What this task involves
Across the entries below, how many lines contain the string "JSON"? Give only the count.

---------- Data provided ----------

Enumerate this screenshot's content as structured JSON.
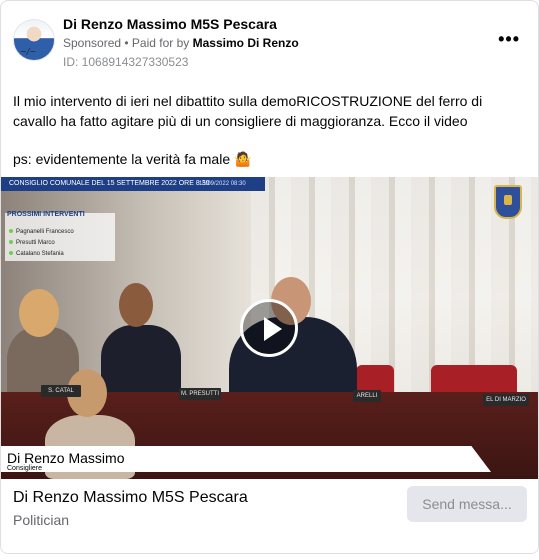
{
  "post": {
    "page_name": "Di Renzo Massimo M5S Pescara",
    "sponsored_label": "Sponsored",
    "paid_for_prefix": "• Paid for by",
    "paid_for_name": "Massimo Di Renzo",
    "ad_id": "ID: 1068914327330523",
    "more_label": "•••",
    "text_paragraph_1": "Il mio intervento di ieri nel dibattito sulla demoRICOSTRUZIONE del ferro di cavallo ha fatto agitare più di un consigliere di maggioranza. Ecco il video",
    "text_paragraph_2": "ps: evidentemente la verità fa male 🤷"
  },
  "video": {
    "topbar_title": "CONSIGLIO COMUNALE DEL 15 SETTEMBRE 2022 ORE 8:30",
    "topbar_date": "15/09/2022 08:30",
    "prossimi_title": "PROSSIMI INTERVENTI",
    "prossimi": [
      "Pagnanelli Francesco",
      "Presutti Marco",
      "Catalano Stefania"
    ],
    "nameplates": [
      "S. CATAL",
      "M. PRESUTTI",
      "ARELLI",
      "EL DI MARZIO"
    ],
    "lower_third_name": "Di Renzo Massimo",
    "lower_third_role": "Consigliere"
  },
  "footer": {
    "name": "Di Renzo Massimo M5S Pescara",
    "category": "Politician",
    "send_button": "Send messa..."
  }
}
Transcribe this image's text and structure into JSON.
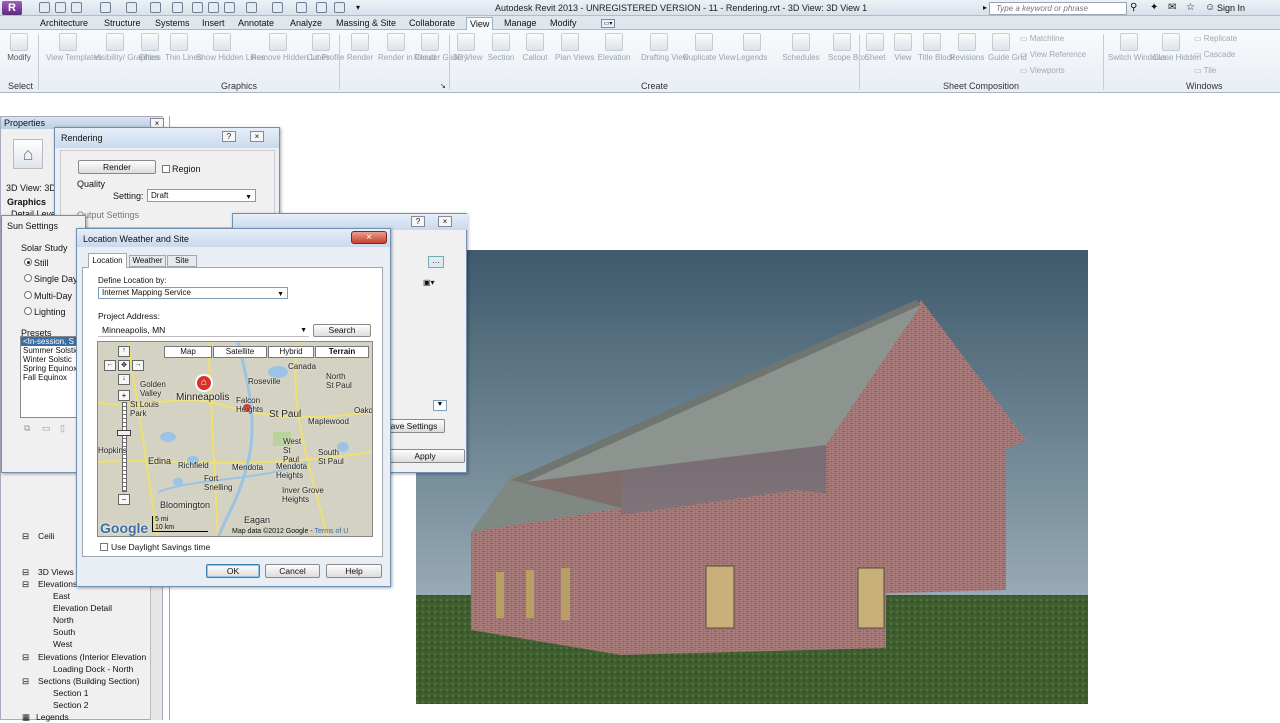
{
  "app": {
    "title": "Autodesk Revit 2013 - UNREGISTERED VERSION -   11 - Rendering.rvt - 3D View: 3D View 1",
    "search_placeholder": "Type a keyword or phrase",
    "sign_in": "Sign In"
  },
  "tabs": [
    "Architecture",
    "Structure",
    "Systems",
    "Insert",
    "Annotate",
    "Analyze",
    "Massing & Site",
    "Collaborate",
    "View",
    "Manage",
    "Modify"
  ],
  "ribbon": {
    "tools": [
      "Modify",
      "View Templates",
      "Visibility/ Graphics",
      "Filters",
      "Thin Lines",
      "Show Hidden Lines",
      "Remove Hidden Lines",
      "Cut Profile",
      "Render",
      "Render in Cloud",
      "Render Gallery",
      "3D View",
      "Section",
      "Callout",
      "Plan Views",
      "Elevation",
      "Drafting View",
      "Duplicate View",
      "Legends",
      "Schedules",
      "Scope Box",
      "Sheet",
      "View",
      "Title Block",
      "Revisions",
      "Guide Grid",
      "Switch Windows",
      "Close Hidden"
    ],
    "small_tools": [
      "Matchline",
      "View Reference",
      "Viewports",
      "Replicate",
      "Cascade",
      "Tile"
    ],
    "panels": [
      "Select",
      "Graphics",
      "Create",
      "Sheet Composition",
      "Windows"
    ]
  },
  "properties": {
    "title": "Properties",
    "view_label": "3D View: 3D",
    "graphics": "Graphics",
    "detail": "Detail Level"
  },
  "tree": [
    "Ceili",
    "3D Views",
    "Elevations",
    "East",
    "Elevation Detail",
    "North",
    "South",
    "West",
    "Elevations (Interior Elevation",
    "Loading Dock - North",
    "Sections (Building Section)",
    "Section 1",
    "Section 2",
    "Legends"
  ],
  "rendering": {
    "title": "Rendering",
    "render_btn": "Render",
    "region": "Region",
    "quality": "Quality",
    "setting_label": "Setting:",
    "setting_value": "Draft",
    "output": "Output Settings"
  },
  "sun": {
    "title": "Sun Settings",
    "solar_study": "Solar Study",
    "options": [
      "Still",
      "Single Day",
      "Multi-Day",
      "Lighting"
    ],
    "presets": "Presets",
    "preset_items": [
      "<In-session, S",
      "Summer Solstic",
      "Winter Solstic",
      "Spring Equinox",
      "Fall Equinox"
    ]
  },
  "back_dialog": {
    "save_settings": "ave Settings",
    "apply": "Apply"
  },
  "location": {
    "title": "Location Weather and Site",
    "tabs": [
      "Location",
      "Weather",
      "Site"
    ],
    "define_by_label": "Define Location by:",
    "define_by_value": "Internet Mapping Service",
    "project_address_label": "Project Address:",
    "project_address_value": "Minneapolis, MN",
    "search_btn": "Search",
    "map_tabs": [
      "Map",
      "Satellite",
      "Hybrid",
      "Terrain"
    ],
    "map_labels": [
      "Minneapolis",
      "St Paul",
      "Roseville",
      "Golden Valley",
      "St Louis Park",
      "Edina",
      "Richfield",
      "Bloomington",
      "Eagan",
      "Maplewood",
      "Mendota Heights",
      "Inver Grove Heights",
      "South St Paul",
      "West St Paul",
      "Fort Snelling",
      "North St Paul",
      "Falcon Heights",
      "Canada",
      "Oakd",
      "Mendota",
      "Hopkins"
    ],
    "map_footer": "Map data ©2012 Google -",
    "map_terms": "Terms of U",
    "scale_mi": "5 mi",
    "scale_km": "10 km",
    "google": "Google",
    "daylight": "Use Daylight Savings time",
    "ok": "OK",
    "cancel": "Cancel",
    "help": "Help"
  },
  "colors": {
    "accent": "#3a6ea5",
    "marker": "#d9302a",
    "roof": "#8c948d",
    "brick": "#a0716e",
    "grass": "#4a6a35"
  }
}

----------

Output for this exercise
2